[Collected data]
◇ ◇ ◇ ◇ ◇ ◇ ◇
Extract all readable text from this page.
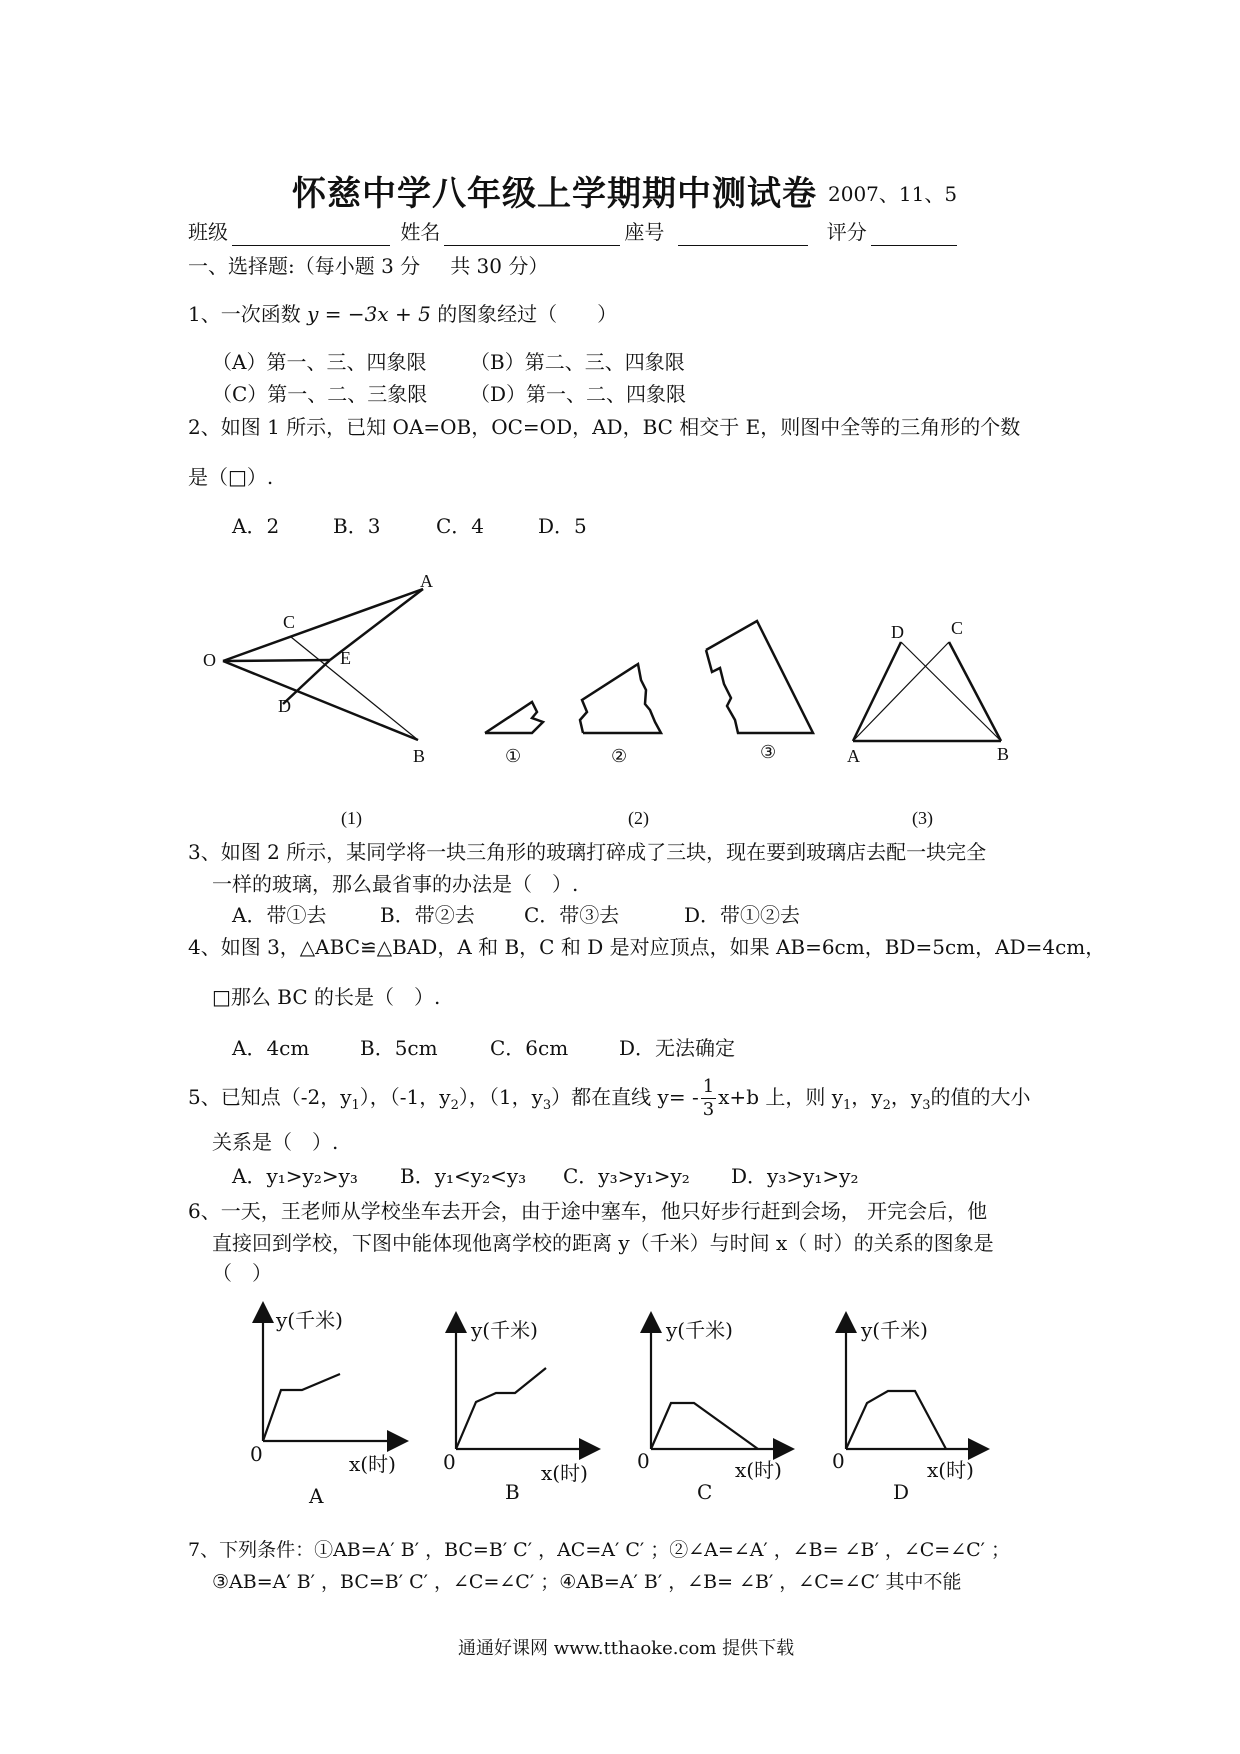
怀慈中学八年级上学期期中测试卷 2007、11、5
班级	姓名	座号	评分
一、选择题:（每小题 3 分 共 30 分）
1、一次函数 y = −3x + 5 的图象经过（　　）
（A）第一、三、四象限 （B）第二、三、四象限
（C）第一、二、三象限 （D）第一、二、四象限
2、如图 1 所示，已知 OA=OB，OC=OD，AD，BC 相交于 E，则图中全等的三角形的个数
是（□）.
A．2	B．3	C．4	D．5
A
C
O	E
D
B	①	②	③
D	C
A	B
(1)	(2)	(3)
3、如图 2 所示，某同学将一块三角形的玻璃打碎成了三块，现在要到玻璃店去配一块完全
一样的玻璃，那么最省事的办法是（　）.
A．带①去	B．带②去 C．带③去	D．带①②去
4、如图 3，△ABC≌△BAD，A 和 B，C 和 D 是对应顶点，如果 AB=6cm，BD=5cm，AD=4cm，
□那么 BC 的长是（　）.
A．4cm	B．5cm	C．6cm	D．无法确定
5、已知点（-2，$y_1$），（-1，$y_2$），（1，$y_3$）都在直线 $y= - \frac{1}{3} x+b$ 上，则 $y_1$，$y_2$，$y_3$的值的大小
关系是（　）.
A．y₁>y₂>y₃ B．y₁<y₂<y₃ C．y₃>y₁>y₂ D．y₃>y₁>y₂
6、一天，王老师从学校坐车去开会，由于途中塞车，他只好步行赶到会场， 开完会后，他
直接回到学校，下图中能体现他离学校的距离 y（千米）与时间 x（ 时）的关系的图象是
（　）
y(千米)
x(时)
0
A
y(千米)
x(时)
0
B
y(千米)
x(时)
0
C
y(千米)
x(时)
0
D
7、下列条件：①AB=A′ B′ ，BC=B′ C′ ，AC=A′ C′ ；②∠A=∠A′ ，∠B= ∠B′ ，∠C=∠C′ ；
③AB=A′ B′ ，BC=B′ C′ ，∠C=∠C′ ；④AB=A′ B′ ，∠B= ∠B′ ，∠C=∠C′ 其中不能
通通好课网 www.tthaoke.com 提供下载
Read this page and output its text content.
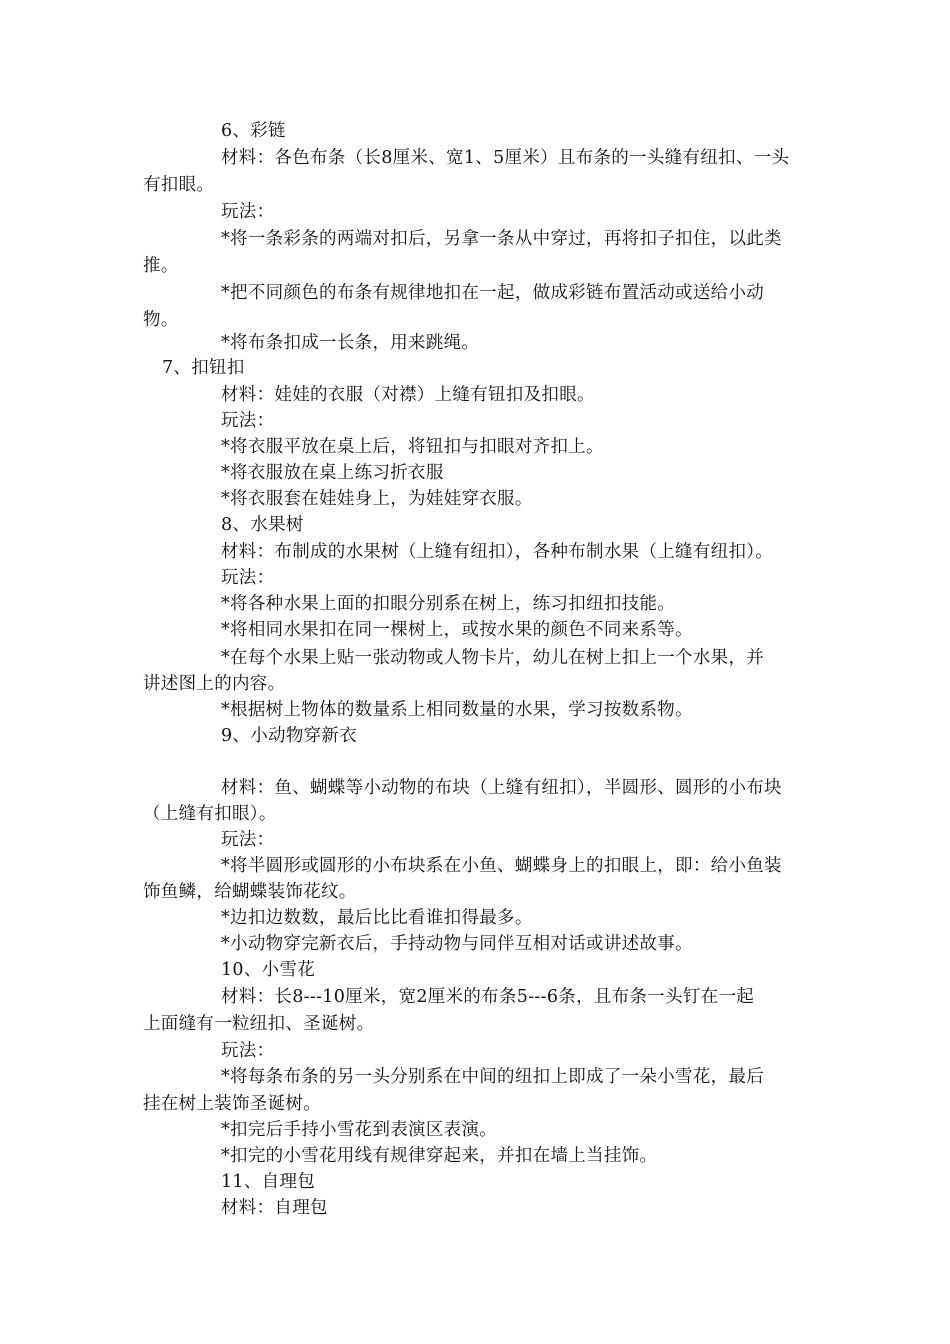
6、彩链
材料：各色布条（长8厘米、宽1、5厘米）且布条的一头缝有纽扣、一头
有扣眼。
玩法：
*将一条彩条的两端对扣后，另拿一条从中穿过，再将扣子扣住，以此类
推。
*把不同颜色的布条有规律地扣在一起，做成彩链布置活动或送给小动
物。
*将布条扣成一长条，用来跳绳。
7、扣钮扣
材料：娃娃的衣服（对襟）上缝有钮扣及扣眼。
玩法：
*将衣服平放在桌上后，将钮扣与扣眼对齐扣上。
*将衣服放在桌上练习折衣服
*将衣服套在娃娃身上，为娃娃穿衣服。
8、水果树
材料：布制成的水果树（上缝有纽扣），各种布制水果（上缝有纽扣）。
玩法：
*将各种水果上面的扣眼分别系在树上，练习扣纽扣技能。
*将相同水果扣在同一棵树上，或按水果的颜色不同来系等。
*在每个水果上贴一张动物或人物卡片，幼儿在树上扣上一个水果，并
讲述图上的内容。
*根据树上物体的数量系上相同数量的水果，学习按数系物。
9、小动物穿新衣
材料：鱼、蝴蝶等小动物的布块（上缝有纽扣），半圆形、圆形的小布块
（上缝有扣眼）。
玩法：
*将半圆形或圆形的小布块系在小鱼、蝴蝶身上的扣眼上，即：给小鱼装
饰鱼鳞，给蝴蝶装饰花纹。
*边扣边数数，最后比比看谁扣得最多。
*小动物穿完新衣后，手持动物与同伴互相对话或讲述故事。
10、小雪花
材料：长8---10厘米，宽2厘米的布条5---6条，且布条一头钉在一起
上面缝有一粒纽扣、圣诞树。
玩法：
*将每条布条的另一头分别系在中间的纽扣上即成了一朵小雪花，最后
挂在树上装饰圣诞树。
*扣完后手持小雪花到表演区表演。
*扣完的小雪花用线有规律穿起来，并扣在墙上当挂饰。
11、自理包
材料：自理包
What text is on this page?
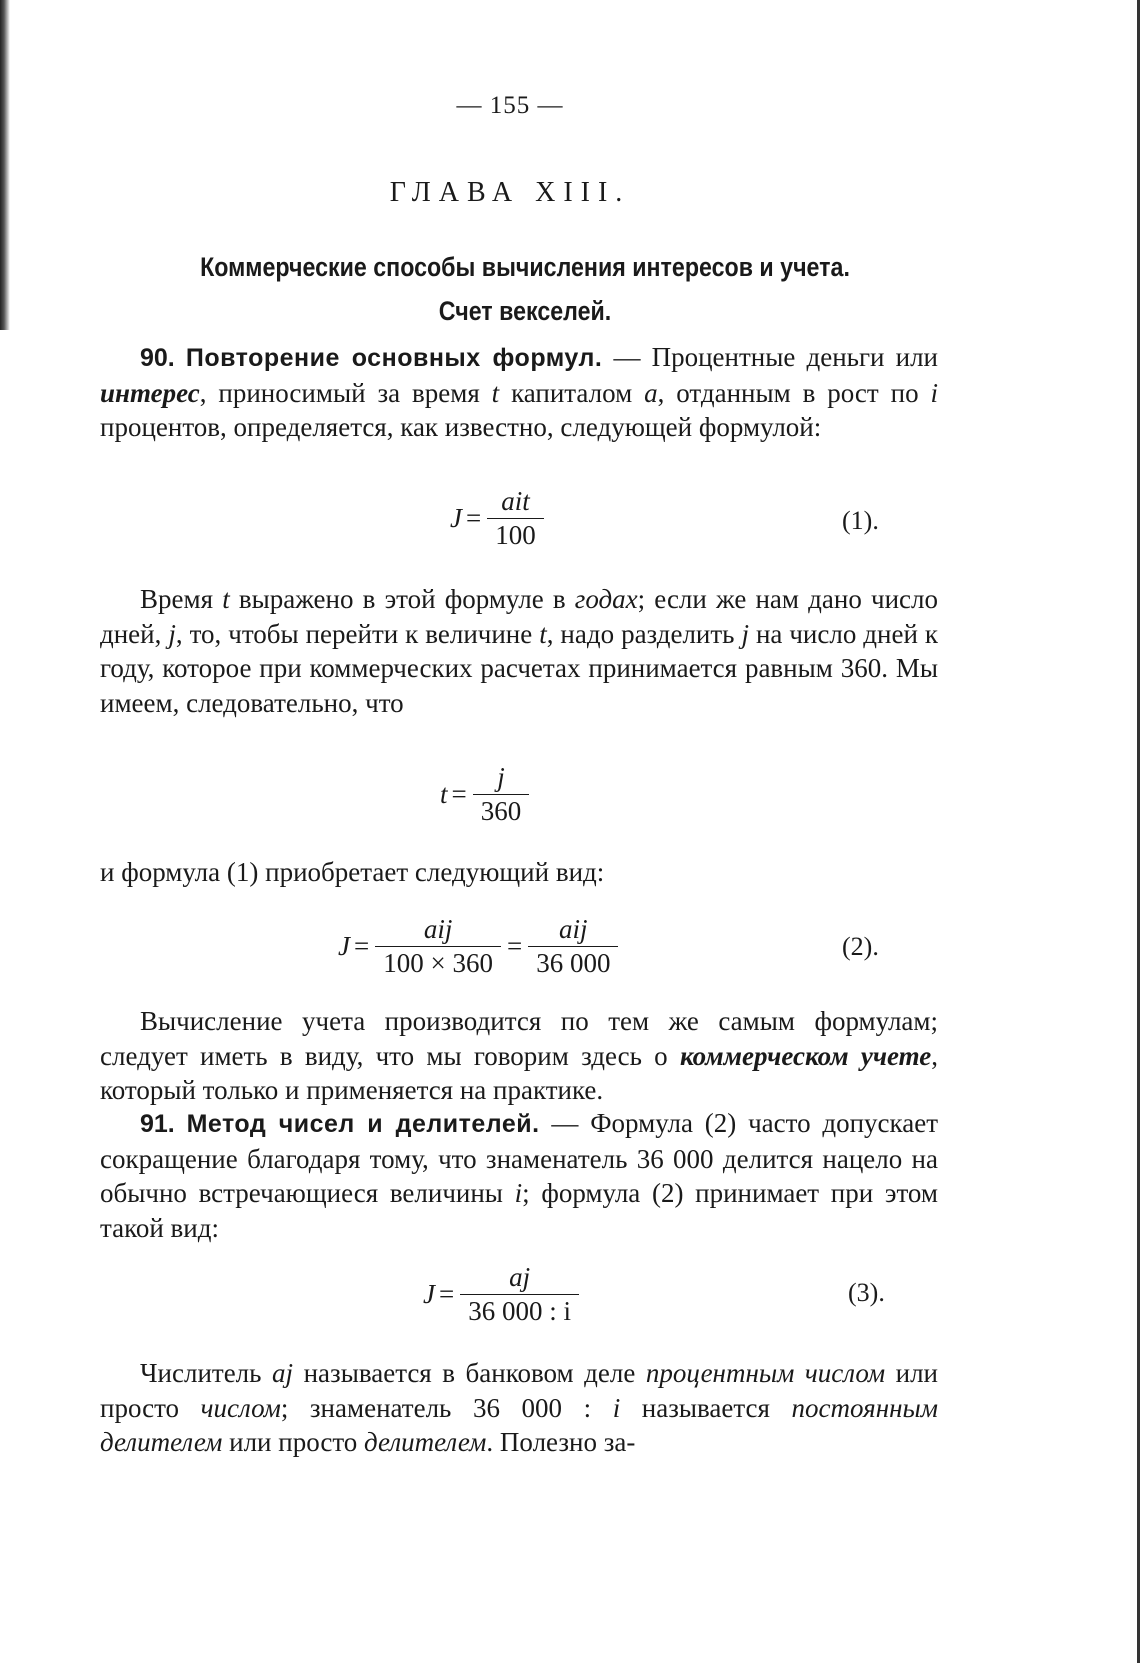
— 155 —
ГЛАВА XIII.
Коммерческие способы вычисления интересов и учета.
Счет векселей.

90. Повторение основных формул. — Процентные деньги или интерес, приносимый за время t капиталом a, отданным в рост по i процентов, определяется, как известно, следующей формулой:

$J = \frac{\text{ait}}{100}$	(1).

Время t выражено в этой формуле в годах; если же нам дано число дней, j, то, чтобы перейти к величине t, надо разделить j на число дней к году, которое при коммерческих расчетах принимается равным 360. Мы имеем, следовательно, что

$t = \frac{j}{360}$

и формула (1) приобретает следующий вид:

$J = \frac{\text{aij}}{100 \times 360} = \frac{\text{aij}}{36 000}$	(2).

Вычисление учета производится по тем же самым формулам; следует иметь в виду, что мы говорим здесь о коммерческом учете, который только и применяется на практике.

91. Метод чисел и делителей. — Формула (2) часто допускает сокращение благодаря тому, что знаменатель 36 000 делится нацело на обычно встречающиеся величины i; формула (2) принимает при этом такой вид:

$J = \frac{aj}{36 000 : i}$	(3).

Числитель aj называется в банковом деле процентным числом или просто числом; знаменатель 36 000 : i называется постоянным делителем или просто делителем. Полезно за-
◇ ◇ ◇ ◇ ◇ ◇ ◇
**Stated goal**
The data should be printed again unchanged; leave its pictures out.

**Problem solution**
Extract all readable text from this page.
怀慈中学八年级上学期期中测试卷 2007、11、5
班级	姓名	座号	评分
一、选择题:（每小题 3 分 共 30 分）
1、一次函数 y = −3x + 5 的图象经过（　　）
（A）第一、三、四象限 （B）第二、三、四象限
（C）第一、二、三象限 （D）第一、二、四象限
2、如图 1 所示，已知 OA=OB，OC=OD，AD，BC 相交于 E，则图中全等的三角形的个数
是（□）.
A．2	B．3	C．4	D．5
A
C
O	E
D
B	①	②	③
D	C
A	B
(1)	(2)	(3)
3、如图 2 所示，某同学将一块三角形的玻璃打碎成了三块，现在要到玻璃店去配一块完全
一样的玻璃，那么最省事的办法是（　）.
A．带①去	B．带②去 C．带③去	D．带①②去
4、如图 3，△ABC≌△BAD，A 和 B，C 和 D 是对应顶点，如果 AB=6cm，BD=5cm，AD=4cm，
□那么 BC 的长是（　）.
A．4cm	B．5cm	C．6cm	D．无法确定
5、已知点（-2，$y_1$），（-1，$y_2$），（1，$y_3$）都在直线 $y= - \frac{1}{3} x+b$ 上，则 $y_1$，$y_2$，$y_3$的值的大小
关系是（　）.
A．y₁>y₂>y₃ B．y₁<y₂<y₃ C．y₃>y₁>y₂ D．y₃>y₁>y₂
6、一天，王老师从学校坐车去开会，由于途中塞车，他只好步行赶到会场， 开完会后，他
直接回到学校，下图中能体现他离学校的距离 y（千米）与时间 x（ 时）的关系的图象是
（　）
y(千米)
x(时)
0
A
y(千米)
x(时)
0
B
y(千米)
x(时)
0
C
y(千米)
x(时)
0
D
7、下列条件：①AB=A′ B′ ，BC=B′ C′ ，AC=A′ C′ ；②∠A=∠A′ ，∠B= ∠B′ ，∠C=∠C′ ；
③AB=A′ B′ ，BC=B′ C′ ，∠C=∠C′ ；④AB=A′ B′ ，∠B= ∠B′ ，∠C=∠C′ 其中不能
通通好课网 www.tthaoke.com 提供下载
Read this page and output its text content.
6、彩链
材料：各色布条（长8厘米、宽1、5厘米）且布条的一头缝有纽扣、一头
有扣眼。
玩法：
*将一条彩条的两端对扣后，另拿一条从中穿过，再将扣子扣住，以此类
推。
*把不同颜色的布条有规律地扣在一起，做成彩链布置活动或送给小动
物。
*将布条扣成一长条，用来跳绳。
7、扣钮扣
材料：娃娃的衣服（对襟）上缝有钮扣及扣眼。
玩法：
*将衣服平放在桌上后，将钮扣与扣眼对齐扣上。
*将衣服放在桌上练习折衣服
*将衣服套在娃娃身上，为娃娃穿衣服。
8、水果树
材料：布制成的水果树（上缝有纽扣），各种布制水果（上缝有纽扣）。
玩法：
*将各种水果上面的扣眼分别系在树上，练习扣纽扣技能。
*将相同水果扣在同一棵树上，或按水果的颜色不同来系等。
*在每个水果上贴一张动物或人物卡片，幼儿在树上扣上一个水果，并
讲述图上的内容。
*根据树上物体的数量系上相同数量的水果，学习按数系物。
9、小动物穿新衣
材料：鱼、蝴蝶等小动物的布块（上缝有纽扣），半圆形、圆形的小布块
（上缝有扣眼）。
玩法：
*将半圆形或圆形的小布块系在小鱼、蝴蝶身上的扣眼上，即：给小鱼装
饰鱼鳞，给蝴蝶装饰花纹。
*边扣边数数，最后比比看谁扣得最多。
*小动物穿完新衣后，手持动物与同伴互相对话或讲述故事。
10、小雪花
材料：长8---10厘米，宽2厘米的布条5---6条，且布条一头钉在一起
上面缝有一粒纽扣、圣诞树。
玩法：
*将每条布条的另一头分别系在中间的纽扣上即成了一朵小雪花，最后
挂在树上装饰圣诞树。
*扣完后手持小雪花到表演区表演。
*扣完的小雪花用线有规律穿起来，并扣在墙上当挂饰。
11、自理包
材料：自理包
What text is on this page?
— 155 —
ГЛАВА XIII.
Коммерческие способы вычисления интересов и учета.
Счет векселей.

90. Повторение основных формул. — Процентные деньги или интерес, приносимый за время t капиталом a, отданным в рост по i процентов, определяется, как известно, следующей формулой:

$J = \frac{\text{ait}}{100}$	(1).

Время t выражено в этой формуле в годах; если же нам дано число дней, j, то, чтобы перейти к величине t, надо разделить j на число дней к году, которое при коммерческих расчетах принимается равным 360. Мы имеем, следовательно, что

$t = \frac{j}{360}$

и формула (1) приобретает следующий вид:

$J = \frac{\text{aij}}{100 \times 360} = \frac{\text{aij}}{36 000}$	(2).

Вычисление учета производится по тем же самым формулам; следует иметь в виду, что мы говорим здесь о коммерческом учете, который только и применяется на практике.

91. Метод чисел и делителей. — Формула (2) часто допускает сокращение благодаря тому, что знаменатель 36 000 делится нацело на обычно встречающиеся величины i; формула (2) принимает при этом такой вид:

$J = \frac{aj}{36 000 : i}$	(3).

Числитель aj называется в банковом деле процентным числом или просто числом; знаменатель 36 000 : i называется постоянным делителем или просто делителем. Полезно за-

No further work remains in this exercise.